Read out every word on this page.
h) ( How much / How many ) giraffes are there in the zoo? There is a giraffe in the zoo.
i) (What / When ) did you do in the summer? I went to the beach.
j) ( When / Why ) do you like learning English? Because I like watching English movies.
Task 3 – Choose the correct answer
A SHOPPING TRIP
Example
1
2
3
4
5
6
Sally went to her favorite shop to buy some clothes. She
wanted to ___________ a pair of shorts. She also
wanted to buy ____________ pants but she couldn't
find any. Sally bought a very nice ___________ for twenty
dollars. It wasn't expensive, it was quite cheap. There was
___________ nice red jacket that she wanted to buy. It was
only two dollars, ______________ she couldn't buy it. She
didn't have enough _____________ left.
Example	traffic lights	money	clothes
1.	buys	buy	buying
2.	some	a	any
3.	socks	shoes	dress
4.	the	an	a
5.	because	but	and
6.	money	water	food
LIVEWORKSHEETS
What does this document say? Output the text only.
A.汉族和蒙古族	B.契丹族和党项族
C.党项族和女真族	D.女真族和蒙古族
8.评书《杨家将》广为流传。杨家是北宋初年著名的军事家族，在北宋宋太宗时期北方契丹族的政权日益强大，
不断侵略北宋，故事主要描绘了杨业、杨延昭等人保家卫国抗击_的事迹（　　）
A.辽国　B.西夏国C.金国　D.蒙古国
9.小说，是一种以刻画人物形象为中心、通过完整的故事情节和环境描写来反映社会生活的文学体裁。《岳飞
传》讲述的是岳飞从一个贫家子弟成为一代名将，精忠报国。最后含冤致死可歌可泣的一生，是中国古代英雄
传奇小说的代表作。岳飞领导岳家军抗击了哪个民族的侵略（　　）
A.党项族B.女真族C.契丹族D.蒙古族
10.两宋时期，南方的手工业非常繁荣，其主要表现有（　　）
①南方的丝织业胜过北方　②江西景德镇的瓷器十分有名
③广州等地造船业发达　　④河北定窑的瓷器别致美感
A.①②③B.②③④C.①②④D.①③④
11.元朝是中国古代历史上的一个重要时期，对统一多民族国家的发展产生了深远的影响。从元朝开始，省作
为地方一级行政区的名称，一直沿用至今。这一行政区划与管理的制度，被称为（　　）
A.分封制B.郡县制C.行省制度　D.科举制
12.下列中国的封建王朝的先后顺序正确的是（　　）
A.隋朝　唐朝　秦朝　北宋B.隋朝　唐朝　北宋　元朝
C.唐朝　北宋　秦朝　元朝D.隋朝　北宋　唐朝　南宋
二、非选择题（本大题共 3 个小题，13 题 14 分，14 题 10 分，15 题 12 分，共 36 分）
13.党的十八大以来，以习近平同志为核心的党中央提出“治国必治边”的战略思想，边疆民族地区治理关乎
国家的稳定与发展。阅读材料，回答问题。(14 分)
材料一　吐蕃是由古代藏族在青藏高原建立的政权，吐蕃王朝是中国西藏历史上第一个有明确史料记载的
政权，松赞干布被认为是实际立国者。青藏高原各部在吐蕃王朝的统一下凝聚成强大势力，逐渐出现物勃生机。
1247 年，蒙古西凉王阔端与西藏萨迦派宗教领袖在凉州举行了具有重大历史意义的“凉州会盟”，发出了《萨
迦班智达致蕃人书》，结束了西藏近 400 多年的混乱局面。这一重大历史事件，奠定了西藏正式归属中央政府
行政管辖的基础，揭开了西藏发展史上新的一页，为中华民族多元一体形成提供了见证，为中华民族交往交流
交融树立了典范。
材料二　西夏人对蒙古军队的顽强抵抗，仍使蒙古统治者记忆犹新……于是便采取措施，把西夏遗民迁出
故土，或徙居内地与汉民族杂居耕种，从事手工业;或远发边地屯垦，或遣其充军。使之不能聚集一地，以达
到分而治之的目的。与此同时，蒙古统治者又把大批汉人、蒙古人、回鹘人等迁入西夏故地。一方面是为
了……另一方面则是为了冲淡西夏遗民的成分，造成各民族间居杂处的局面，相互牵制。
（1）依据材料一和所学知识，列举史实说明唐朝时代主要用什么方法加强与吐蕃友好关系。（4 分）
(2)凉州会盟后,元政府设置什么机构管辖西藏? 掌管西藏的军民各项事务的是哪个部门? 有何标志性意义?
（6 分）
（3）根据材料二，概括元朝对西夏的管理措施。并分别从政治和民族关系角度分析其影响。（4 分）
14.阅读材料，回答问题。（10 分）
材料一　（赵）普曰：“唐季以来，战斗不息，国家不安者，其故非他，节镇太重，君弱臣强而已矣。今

=-=-=-=-=

Return a copy of every line that includes the word "money".

- _Exercise response_:
Example	traffic lights	money	clothes
6.	money	water	food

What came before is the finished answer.